Input for this task >>

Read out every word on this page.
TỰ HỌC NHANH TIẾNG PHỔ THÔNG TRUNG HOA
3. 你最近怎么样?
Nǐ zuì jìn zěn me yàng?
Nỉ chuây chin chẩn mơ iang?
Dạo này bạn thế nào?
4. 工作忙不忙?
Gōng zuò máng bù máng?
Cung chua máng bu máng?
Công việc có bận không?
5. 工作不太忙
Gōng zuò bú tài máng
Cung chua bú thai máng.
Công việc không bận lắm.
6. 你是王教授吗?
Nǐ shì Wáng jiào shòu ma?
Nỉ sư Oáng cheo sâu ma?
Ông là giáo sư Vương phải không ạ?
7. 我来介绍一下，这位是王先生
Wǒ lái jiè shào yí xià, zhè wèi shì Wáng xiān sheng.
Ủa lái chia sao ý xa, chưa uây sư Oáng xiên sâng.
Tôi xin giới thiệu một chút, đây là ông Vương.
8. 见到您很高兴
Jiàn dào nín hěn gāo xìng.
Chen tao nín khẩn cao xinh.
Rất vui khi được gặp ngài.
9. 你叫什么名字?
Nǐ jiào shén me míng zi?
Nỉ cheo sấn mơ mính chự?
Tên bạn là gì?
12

What the task requires >> All of the data needs to be reproduced exactly, with no line missing.

The result >>
Read out every word on this page.
TỰ HỌC NHANH TIẾNG PHỔ THÔNG TRUNG HOA
3. 你最近怎么样?
Nǐ zuì jìn zěn me yàng?
Nỉ chuây chin chẩn mơ iang?
Dạo này bạn thế nào?
4. 工作忙不忙?
Gōng zuò máng bù máng?
Cung chua máng bu máng?
Công việc có bận không?
5. 工作不太忙
Gōng zuò bú tài máng
Cung chua bú thai máng.
Công việc không bận lắm.
6. 你是王教授吗?
Nǐ shì Wáng jiào shòu ma?
Nỉ sư Oáng cheo sâu ma?
Ông là giáo sư Vương phải không ạ?
7. 我来介绍一下，这位是王先生
Wǒ lái jiè shào yí xià, zhè wèi shì Wáng xiān sheng.
Ủa lái chia sao ý xa, chưa uây sư Oáng xiên sâng.
Tôi xin giới thiệu một chút, đây là ông Vương.
8. 见到您很高兴
Jiàn dào nín hěn gāo xìng.
Chen tao nín khẩn cao xinh.
Rất vui khi được gặp ngài.
9. 你叫什么名字?
Nǐ jiào shén me míng zi?
Nỉ cheo sấn mơ mính chự?
Tên bạn là gì?
12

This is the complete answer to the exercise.